_THE TASK_. Arrange every line of the items below as a JSON list of strings, one string per line, and leave out any blank lines.

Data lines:
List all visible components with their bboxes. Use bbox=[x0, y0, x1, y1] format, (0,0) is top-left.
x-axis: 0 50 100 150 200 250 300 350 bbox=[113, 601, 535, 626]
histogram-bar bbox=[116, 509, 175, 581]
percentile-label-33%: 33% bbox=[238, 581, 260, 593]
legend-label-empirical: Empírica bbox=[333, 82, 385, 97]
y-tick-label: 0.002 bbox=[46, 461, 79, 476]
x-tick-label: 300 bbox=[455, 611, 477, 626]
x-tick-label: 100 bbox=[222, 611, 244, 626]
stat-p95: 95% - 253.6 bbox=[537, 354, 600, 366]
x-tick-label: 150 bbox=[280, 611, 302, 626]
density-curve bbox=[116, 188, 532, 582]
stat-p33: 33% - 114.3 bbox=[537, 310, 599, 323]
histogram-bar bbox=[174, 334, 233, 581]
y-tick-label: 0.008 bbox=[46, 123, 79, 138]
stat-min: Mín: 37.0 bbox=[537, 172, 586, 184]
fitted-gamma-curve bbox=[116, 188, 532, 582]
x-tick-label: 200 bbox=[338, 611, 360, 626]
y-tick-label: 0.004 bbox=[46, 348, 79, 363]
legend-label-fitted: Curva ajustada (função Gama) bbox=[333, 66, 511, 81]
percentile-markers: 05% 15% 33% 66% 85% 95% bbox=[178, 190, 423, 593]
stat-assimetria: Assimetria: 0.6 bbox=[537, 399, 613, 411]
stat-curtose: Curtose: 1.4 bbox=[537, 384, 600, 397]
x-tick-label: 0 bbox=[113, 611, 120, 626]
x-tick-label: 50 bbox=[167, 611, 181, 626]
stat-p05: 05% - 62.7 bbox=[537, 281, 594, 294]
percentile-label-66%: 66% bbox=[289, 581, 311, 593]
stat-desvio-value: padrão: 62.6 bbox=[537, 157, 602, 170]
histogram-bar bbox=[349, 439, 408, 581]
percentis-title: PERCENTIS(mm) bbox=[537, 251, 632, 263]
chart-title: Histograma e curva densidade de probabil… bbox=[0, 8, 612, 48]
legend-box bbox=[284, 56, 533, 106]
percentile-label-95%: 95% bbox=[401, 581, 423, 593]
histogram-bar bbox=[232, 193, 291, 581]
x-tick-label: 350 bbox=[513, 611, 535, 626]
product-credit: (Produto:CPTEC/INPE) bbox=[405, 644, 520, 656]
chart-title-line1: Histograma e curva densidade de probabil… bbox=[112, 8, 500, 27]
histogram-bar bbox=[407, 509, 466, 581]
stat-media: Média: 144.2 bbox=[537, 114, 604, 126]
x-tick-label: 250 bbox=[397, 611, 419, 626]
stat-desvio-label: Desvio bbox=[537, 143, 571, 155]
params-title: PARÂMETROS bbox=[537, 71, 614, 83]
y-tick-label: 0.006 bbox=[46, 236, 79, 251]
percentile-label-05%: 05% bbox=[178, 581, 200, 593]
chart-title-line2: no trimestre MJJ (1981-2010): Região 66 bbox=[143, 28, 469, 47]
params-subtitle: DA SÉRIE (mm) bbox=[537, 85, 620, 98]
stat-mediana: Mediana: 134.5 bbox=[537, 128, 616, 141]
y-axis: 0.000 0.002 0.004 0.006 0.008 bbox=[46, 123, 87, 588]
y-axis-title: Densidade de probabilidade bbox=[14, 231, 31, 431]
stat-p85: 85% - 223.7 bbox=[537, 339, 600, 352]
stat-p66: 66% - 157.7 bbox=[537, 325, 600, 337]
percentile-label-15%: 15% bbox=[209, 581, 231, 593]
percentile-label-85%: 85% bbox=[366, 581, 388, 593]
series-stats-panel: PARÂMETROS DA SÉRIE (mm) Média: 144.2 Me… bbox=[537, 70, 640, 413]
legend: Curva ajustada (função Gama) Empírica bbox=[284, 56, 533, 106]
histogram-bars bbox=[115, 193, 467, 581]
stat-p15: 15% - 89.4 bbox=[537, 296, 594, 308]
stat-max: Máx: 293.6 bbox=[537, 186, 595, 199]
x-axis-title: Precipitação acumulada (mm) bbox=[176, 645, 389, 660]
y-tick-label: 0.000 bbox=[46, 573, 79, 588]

_EXPECTED ANSWER_.
[
  "List all visible components with their bboxes. Use bbox=[x0, y0, x1, y1] format, (0,0) is top-left.",
  "x-axis: 0 50 100 150 200 250 300 350 bbox=[113, 601, 535, 626]",
  "histogram-bar bbox=[116, 509, 175, 581]",
  "percentile-label-33%: 33% bbox=[238, 581, 260, 593]",
  "legend-label-empirical: Empírica bbox=[333, 82, 385, 97]",
  "y-tick-label: 0.002 bbox=[46, 461, 79, 476]",
  "x-tick-label: 300 bbox=[455, 611, 477, 626]",
  "x-tick-label: 100 bbox=[222, 611, 244, 626]",
  "stat-p95: 95% - 253.6 bbox=[537, 354, 600, 366]",
  "x-tick-label: 150 bbox=[280, 611, 302, 626]",
  "density-curve bbox=[116, 188, 532, 582]",
  "stat-p33: 33% - 114.3 bbox=[537, 310, 599, 323]",
  "histogram-bar bbox=[174, 334, 233, 581]",
  "y-tick-label: 0.008 bbox=[46, 123, 79, 138]",
  "stat-min: Mín: 37.0 bbox=[537, 172, 586, 184]",
  "fitted-gamma-curve bbox=[116, 188, 532, 582]",
  "x-tick-label: 200 bbox=[338, 611, 360, 626]",
  "y-tick-label: 0.004 bbox=[46, 348, 79, 363]",
  "legend-label-fitted: Curva ajustada (função Gama) bbox=[333, 66, 511, 81]",
  "percentile-markers: 05% 15% 33% 66% 85% 95% bbox=[178, 190, 423, 593]",
  "stat-assimetria: Assimetria: 0.6 bbox=[537, 399, 613, 411]",
  "stat-curtose: Curtose: 1.4 bbox=[537, 384, 600, 397]",
  "x-tick-label: 0 bbox=[113, 611, 120, 626]",
  "x-tick-label: 50 bbox=[167, 611, 181, 626]",
  "stat-p05: 05% - 62.7 bbox=[537, 281, 594, 294]",
  "percentile-label-66%: 66% bbox=[289, 581, 311, 593]",
  "stat-desvio-value: padrão: 62.6 bbox=[537, 157, 602, 170]",
  "histogram-bar bbox=[349, 439, 408, 581]",
  "percentis-title: PERCENTIS(mm) bbox=[537, 251, 632, 263]",
  "chart-title: Histograma e curva densidade de probabil… bbox=[0, 8, 612, 48]",
  "legend-box bbox=[284, 56, 533, 106]",
  "percentile-label-95%: 95% bbox=[401, 581, 423, 593]",
  "histogram-bar bbox=[232, 193, 291, 581]",
  "x-tick-label: 350 bbox=[513, 611, 535, 626]",
  "product-credit: (Produto:CPTEC/INPE) bbox=[405, 644, 520, 656]",
  "chart-title-line1: Histograma e curva densidade de probabil… bbox=[112, 8, 500, 27]",
  "histogram-bar bbox=[407, 509, 466, 581]",
  "stat-media: Média: 144.2 bbox=[537, 114, 604, 126]",
  "x-tick-label: 250 bbox=[397, 611, 419, 626]",
  "stat-desvio-label: Desvio bbox=[537, 143, 571, 155]",
  "params-title: PARÂMETROS bbox=[537, 71, 614, 83]",
  "y-tick-label: 0.006 bbox=[46, 236, 79, 251]",
  "percentile-label-05%: 05% bbox=[178, 581, 200, 593]",
  "chart-title-line2: no trimestre MJJ (1981-2010): Região 66 bbox=[143, 28, 469, 47]",
  "params-subtitle: DA SÉRIE (mm) bbox=[537, 85, 620, 98]",
  "stat-mediana: Mediana: 134.5 bbox=[537, 128, 616, 141]",
  "y-axis: 0.000 0.002 0.004 0.006 0.008 bbox=[46, 123, 87, 588]",
  "y-axis-title: Densidade de probabilidade bbox=[14, 231, 31, 431]",
  "stat-p85: 85% - 223.7 bbox=[537, 339, 600, 352]",
  "stat-p66: 66% - 157.7 bbox=[537, 325, 600, 337]",
  "percentile-label-15%: 15% bbox=[209, 581, 231, 593]",
  "percentile-label-85%: 85% bbox=[366, 581, 388, 593]",
  "series-stats-panel: PARÂMETROS DA SÉRIE (mm) Média: 144.2 Me… bbox=[537, 70, 640, 413]",
  "legend: Curva ajustada (função Gama) Empírica bbox=[284, 56, 533, 106]",
  "histogram-bars bbox=[115, 193, 467, 581]",
  "stat-p15: 15% - 89.4 bbox=[537, 296, 594, 308]",
  "stat-max: Máx: 293.6 bbox=[537, 186, 595, 199]",
  "x-axis-title: Precipitação acumulada (mm) bbox=[176, 645, 389, 660]",
  "y-tick-label: 0.000 bbox=[46, 573, 79, 588]"
]